▶ [Instruction]: Extract every line that contains the string "name".

Records from a collection of figures:
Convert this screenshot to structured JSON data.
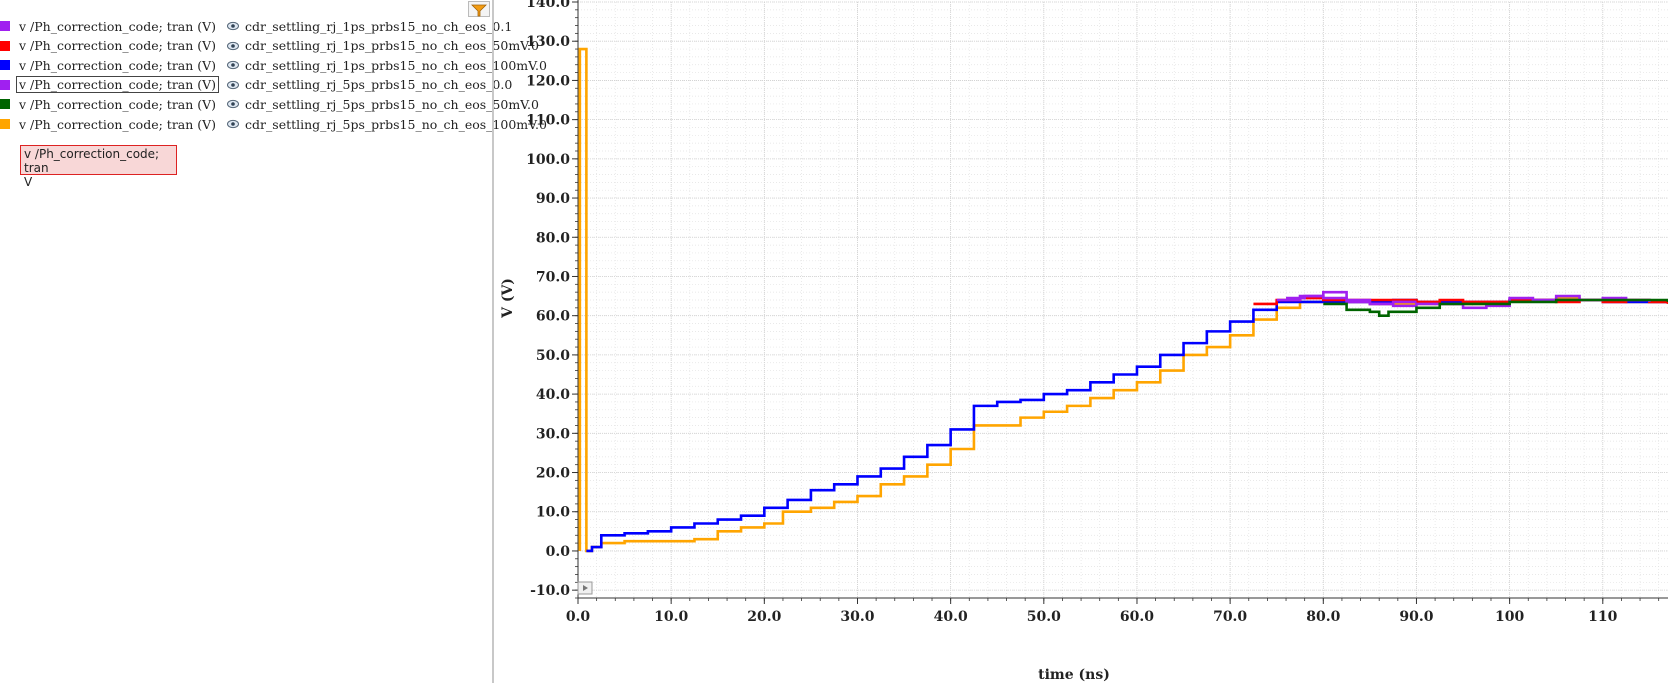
{
  "legend": {
    "entries": [
      {
        "signal": "v /Ph_correction_code; tran (V)",
        "source": "cdr_settling_rj_1ps_prbs15_no_ch_eos_0.1",
        "color": "#a020f0",
        "selected": false
      },
      {
        "signal": "v /Ph_correction_code; tran (V)",
        "source": "cdr_settling_rj_1ps_prbs15_no_ch_eos_50mV.0",
        "color": "#ff0000",
        "selected": false
      },
      {
        "signal": "v /Ph_correction_code; tran (V)",
        "source": "cdr_settling_rj_1ps_prbs15_no_ch_eos_100mV.0",
        "color": "#0000ff",
        "selected": false
      },
      {
        "signal": "v /Ph_correction_code; tran (V)",
        "source": "cdr_settling_rj_5ps_prbs15_no_ch_eos_0.0",
        "color": "#a020f0",
        "selected": true
      },
      {
        "signal": "v /Ph_correction_code; tran (V)",
        "source": "cdr_settling_rj_5ps_prbs15_no_ch_eos_50mV.0",
        "color": "#006400",
        "selected": false
      },
      {
        "signal": "v /Ph_correction_code; tran (V)",
        "source": "cdr_settling_rj_5ps_prbs15_no_ch_eos_100mV.0",
        "color": "#ffa500",
        "selected": false
      }
    ]
  },
  "tooltip": {
    "line1": "v /Ph_correction_code; tran",
    "line2": "V"
  },
  "icons": {
    "eye": "eye-icon",
    "filter": "filter-icon",
    "expand": "expand-arrow-icon"
  },
  "chart_data": {
    "type": "line",
    "xlabel": "time (ns)",
    "ylabel": "V (V)",
    "xlim": [
      0,
      117
    ],
    "ylim": [
      -12,
      140
    ],
    "x_ticks": [
      0,
      10,
      20,
      30,
      40,
      50,
      60,
      70,
      80,
      90,
      100,
      110
    ],
    "x_tick_labels": [
      "0.0",
      "10.0",
      "20.0",
      "30.0",
      "40.0",
      "50.0",
      "60.0",
      "70.0",
      "80.0",
      "90.0",
      "100",
      "110"
    ],
    "y_ticks": [
      -10,
      0,
      10,
      20,
      30,
      40,
      50,
      60,
      70,
      80,
      90,
      100,
      110,
      120,
      130,
      140
    ],
    "y_tick_labels": [
      "-10.0",
      "0.0",
      "10.0",
      "20.0",
      "30.0",
      "40.0",
      "50.0",
      "60.0",
      "70.0",
      "80.0",
      "90.0",
      "100.0",
      "110.0",
      "120.0",
      "130.0",
      "140.0"
    ],
    "grid": true,
    "series": [
      {
        "name": "cdr_settling_rj_5ps_prbs15_no_ch_eos_100mV.0",
        "color": "#ffa500",
        "x": [
          0.2,
          0.2,
          0.9,
          0.9,
          1.5,
          2.5,
          5,
          10,
          12.5,
          15,
          17.5,
          20,
          22,
          25,
          27.5,
          30,
          32.5,
          35,
          37.5,
          40,
          42.5,
          45,
          47.5,
          50,
          52.5,
          55,
          57.5,
          60,
          62.5,
          65,
          67.5,
          70,
          72.5,
          75,
          77.5,
          80,
          82.5,
          85,
          87.5,
          90,
          92.5,
          95,
          97.5,
          100,
          102.5,
          105,
          107.5,
          110,
          112.5,
          115,
          117
        ],
        "y": [
          0,
          128,
          128,
          0,
          1,
          2,
          2.5,
          2.5,
          3,
          5,
          6,
          7,
          10,
          11,
          12.5,
          14,
          17,
          19,
          22,
          26,
          32,
          32,
          34,
          35.5,
          37,
          39,
          41,
          43,
          46,
          50,
          52,
          55,
          59,
          62,
          63.5,
          64,
          63.5,
          63,
          63,
          63,
          63,
          63,
          63.5,
          64,
          64,
          64.5,
          64,
          64,
          63.5,
          63.5,
          63
        ]
      },
      {
        "name": "cdr_settling_rj_1ps_prbs15_no_ch_eos_100mV.0",
        "color": "#0000ff",
        "x": [
          0.9,
          1.5,
          2.5,
          5,
          7.5,
          10,
          12.5,
          15,
          17.5,
          20,
          22.5,
          25,
          27.5,
          30,
          32.5,
          35,
          37.5,
          40,
          42.5,
          45,
          47.5,
          50,
          52.5,
          55,
          57.5,
          60,
          62.5,
          65,
          67.5,
          70,
          72.5,
          75,
          77.5,
          80,
          82.5,
          85,
          87.5,
          90,
          92.5,
          95,
          97.5,
          100,
          102.5,
          105,
          107.5,
          110,
          112.5,
          115,
          117
        ],
        "y": [
          0,
          1,
          4,
          4.5,
          5,
          6,
          7,
          8,
          9,
          11,
          13,
          15.5,
          17,
          19,
          21,
          24,
          27,
          31,
          37,
          38,
          38.5,
          40,
          41,
          43,
          45,
          47,
          50,
          53,
          56,
          58.5,
          61.5,
          63.5,
          63.5,
          63.5,
          63.5,
          63.5,
          64,
          63.5,
          63.5,
          63.5,
          63.5,
          64,
          64,
          64,
          64,
          63.5,
          63.5,
          63.5,
          64
        ]
      },
      {
        "name": "cdr_settling_rj_1ps_prbs15_no_ch_eos_50mV.0",
        "color": "#ff0000",
        "x": [
          72.5,
          75,
          77.5,
          80,
          82.5,
          85,
          87.5,
          90,
          92.5,
          95,
          97.5,
          100,
          102.5,
          105,
          107.5,
          110,
          112.5,
          115,
          117
        ],
        "y": [
          63,
          64,
          64.5,
          64,
          64,
          64,
          64,
          63.5,
          64,
          63.5,
          63.5,
          64,
          64,
          63.5,
          64,
          63.5,
          64,
          63.5,
          63
        ]
      },
      {
        "name": "cdr_settling_rj_1ps_prbs15_no_ch_eos_0.1",
        "color": "#a020f0",
        "x": [
          75,
          77.5,
          80,
          82.5,
          85,
          87.5,
          90,
          92.5,
          95,
          97.5,
          100,
          102.5,
          105,
          107.5,
          110,
          112.5,
          115
        ],
        "y": [
          64,
          65,
          66,
          64,
          63,
          62.5,
          63,
          63,
          62,
          62.5,
          64.5,
          64,
          65,
          64,
          64.5,
          64,
          63.5
        ]
      },
      {
        "name": "cdr_settling_rj_5ps_prbs15_no_ch_eos_0.0",
        "color": "#a020f0",
        "x": [
          76,
          78,
          80,
          82.5,
          85,
          87.5,
          90
        ],
        "y": [
          64.5,
          65,
          64.5,
          63.5,
          63,
          63.5,
          63.5
        ]
      },
      {
        "name": "cdr_settling_rj_5ps_prbs15_no_ch_eos_50mV.0",
        "color": "#006400",
        "x": [
          80,
          82.5,
          85,
          86,
          87,
          90,
          92.5,
          95,
          100,
          105,
          110,
          115,
          117
        ],
        "y": [
          63,
          61.5,
          61,
          60,
          61,
          62,
          63,
          63,
          63.5,
          64,
          64,
          64,
          63.5
        ]
      }
    ]
  }
}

▶ [Output for this task]:
        "name": "cdr_settling_rj_5ps_prbs15_no_ch_eos_100mV.0",
        "name": "cdr_settling_rj_1ps_prbs15_no_ch_eos_100mV.0",
        "name": "cdr_settling_rj_1ps_prbs15_no_ch_eos_50mV.0",
        "name": "cdr_settling_rj_1ps_prbs15_no_ch_eos_0.1",
        "name": "cdr_settling_rj_5ps_prbs15_no_ch_eos_0.0",
        "name": "cdr_settling_rj_5ps_prbs15_no_ch_eos_50mV.0",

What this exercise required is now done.